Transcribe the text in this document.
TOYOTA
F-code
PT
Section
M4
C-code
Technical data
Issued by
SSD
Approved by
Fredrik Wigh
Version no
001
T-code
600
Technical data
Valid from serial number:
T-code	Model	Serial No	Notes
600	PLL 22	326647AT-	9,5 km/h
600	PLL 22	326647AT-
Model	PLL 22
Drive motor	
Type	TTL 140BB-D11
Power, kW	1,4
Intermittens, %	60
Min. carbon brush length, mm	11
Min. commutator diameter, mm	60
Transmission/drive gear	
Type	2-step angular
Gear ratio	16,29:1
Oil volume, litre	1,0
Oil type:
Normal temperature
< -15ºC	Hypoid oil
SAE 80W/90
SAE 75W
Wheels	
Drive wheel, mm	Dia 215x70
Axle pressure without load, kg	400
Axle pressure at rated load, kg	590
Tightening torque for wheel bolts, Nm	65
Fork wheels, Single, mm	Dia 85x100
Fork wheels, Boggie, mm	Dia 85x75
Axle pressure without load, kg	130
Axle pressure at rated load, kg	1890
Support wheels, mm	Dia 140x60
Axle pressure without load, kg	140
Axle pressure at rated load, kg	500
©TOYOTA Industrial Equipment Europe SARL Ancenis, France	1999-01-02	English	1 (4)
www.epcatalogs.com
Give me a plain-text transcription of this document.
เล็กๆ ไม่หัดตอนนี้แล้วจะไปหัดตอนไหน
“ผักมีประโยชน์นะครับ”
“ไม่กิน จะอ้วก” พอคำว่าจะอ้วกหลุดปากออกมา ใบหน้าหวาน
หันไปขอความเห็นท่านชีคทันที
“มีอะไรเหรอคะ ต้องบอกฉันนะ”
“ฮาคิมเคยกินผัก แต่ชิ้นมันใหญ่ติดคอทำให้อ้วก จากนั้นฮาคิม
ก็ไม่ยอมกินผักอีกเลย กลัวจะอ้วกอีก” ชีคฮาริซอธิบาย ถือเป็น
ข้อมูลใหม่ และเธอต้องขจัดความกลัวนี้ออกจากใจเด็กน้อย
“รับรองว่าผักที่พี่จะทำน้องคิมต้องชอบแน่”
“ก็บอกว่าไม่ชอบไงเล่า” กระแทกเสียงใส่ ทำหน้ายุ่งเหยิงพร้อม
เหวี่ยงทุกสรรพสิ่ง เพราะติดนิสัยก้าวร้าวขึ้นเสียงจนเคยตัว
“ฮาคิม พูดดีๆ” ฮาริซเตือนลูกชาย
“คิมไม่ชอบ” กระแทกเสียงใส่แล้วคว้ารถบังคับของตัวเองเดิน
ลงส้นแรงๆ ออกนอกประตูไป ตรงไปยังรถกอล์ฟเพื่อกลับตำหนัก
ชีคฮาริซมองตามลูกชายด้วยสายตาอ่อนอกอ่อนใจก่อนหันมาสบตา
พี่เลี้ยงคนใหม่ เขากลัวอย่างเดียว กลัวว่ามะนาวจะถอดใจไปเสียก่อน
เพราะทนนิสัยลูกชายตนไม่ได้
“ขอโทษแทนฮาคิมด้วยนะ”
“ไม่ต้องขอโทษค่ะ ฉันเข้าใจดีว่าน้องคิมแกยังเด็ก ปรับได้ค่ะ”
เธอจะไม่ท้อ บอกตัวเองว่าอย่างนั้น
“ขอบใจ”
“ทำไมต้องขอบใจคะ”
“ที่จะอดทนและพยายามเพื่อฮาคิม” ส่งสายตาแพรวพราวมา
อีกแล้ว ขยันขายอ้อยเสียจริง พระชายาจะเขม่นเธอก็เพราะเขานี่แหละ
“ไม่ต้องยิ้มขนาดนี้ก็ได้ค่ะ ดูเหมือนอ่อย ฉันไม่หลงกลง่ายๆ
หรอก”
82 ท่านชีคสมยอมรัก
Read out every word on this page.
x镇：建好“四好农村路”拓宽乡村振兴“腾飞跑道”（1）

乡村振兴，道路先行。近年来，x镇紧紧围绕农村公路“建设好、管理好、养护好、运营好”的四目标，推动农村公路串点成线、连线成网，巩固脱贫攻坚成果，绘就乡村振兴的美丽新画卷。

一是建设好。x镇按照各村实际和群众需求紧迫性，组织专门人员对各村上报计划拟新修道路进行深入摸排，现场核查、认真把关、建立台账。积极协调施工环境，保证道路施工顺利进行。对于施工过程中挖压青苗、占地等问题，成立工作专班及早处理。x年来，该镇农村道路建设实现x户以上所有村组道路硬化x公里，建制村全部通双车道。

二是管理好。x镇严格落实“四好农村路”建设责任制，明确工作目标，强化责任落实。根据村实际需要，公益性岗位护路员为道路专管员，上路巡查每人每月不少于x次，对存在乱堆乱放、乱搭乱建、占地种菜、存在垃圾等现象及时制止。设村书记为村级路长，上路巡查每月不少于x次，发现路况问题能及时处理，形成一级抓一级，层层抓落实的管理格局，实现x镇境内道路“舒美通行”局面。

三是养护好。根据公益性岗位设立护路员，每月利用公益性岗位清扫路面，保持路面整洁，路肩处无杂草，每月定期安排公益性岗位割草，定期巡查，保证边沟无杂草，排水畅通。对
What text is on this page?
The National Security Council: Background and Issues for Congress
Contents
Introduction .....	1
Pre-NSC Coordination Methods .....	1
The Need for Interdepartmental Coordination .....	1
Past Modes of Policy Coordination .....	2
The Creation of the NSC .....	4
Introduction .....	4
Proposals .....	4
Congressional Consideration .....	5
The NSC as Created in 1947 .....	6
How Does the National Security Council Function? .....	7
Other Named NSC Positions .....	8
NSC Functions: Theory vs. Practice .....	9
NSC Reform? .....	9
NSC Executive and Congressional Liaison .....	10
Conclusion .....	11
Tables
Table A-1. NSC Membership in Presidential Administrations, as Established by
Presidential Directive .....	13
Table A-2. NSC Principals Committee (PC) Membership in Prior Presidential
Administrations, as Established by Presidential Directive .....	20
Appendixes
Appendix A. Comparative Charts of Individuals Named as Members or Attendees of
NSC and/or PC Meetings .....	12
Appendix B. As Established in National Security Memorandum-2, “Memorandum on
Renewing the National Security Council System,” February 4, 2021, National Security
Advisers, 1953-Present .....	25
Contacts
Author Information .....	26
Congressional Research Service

**TASK INSTRUCTIONS:**
Copy each line of the records containing the string "ยงใส".

**THE SOLUTION:**
“ก็บอกว่าไม่ชอบไงเล่า” กระแทกเสียงใส่ ทำหน้ายุ่งเหยิงพร้อม
“คิมไม่ชอบ” กระแทกเสียงใส่แล้วคว้ารถบังคับของตัวเองเดิน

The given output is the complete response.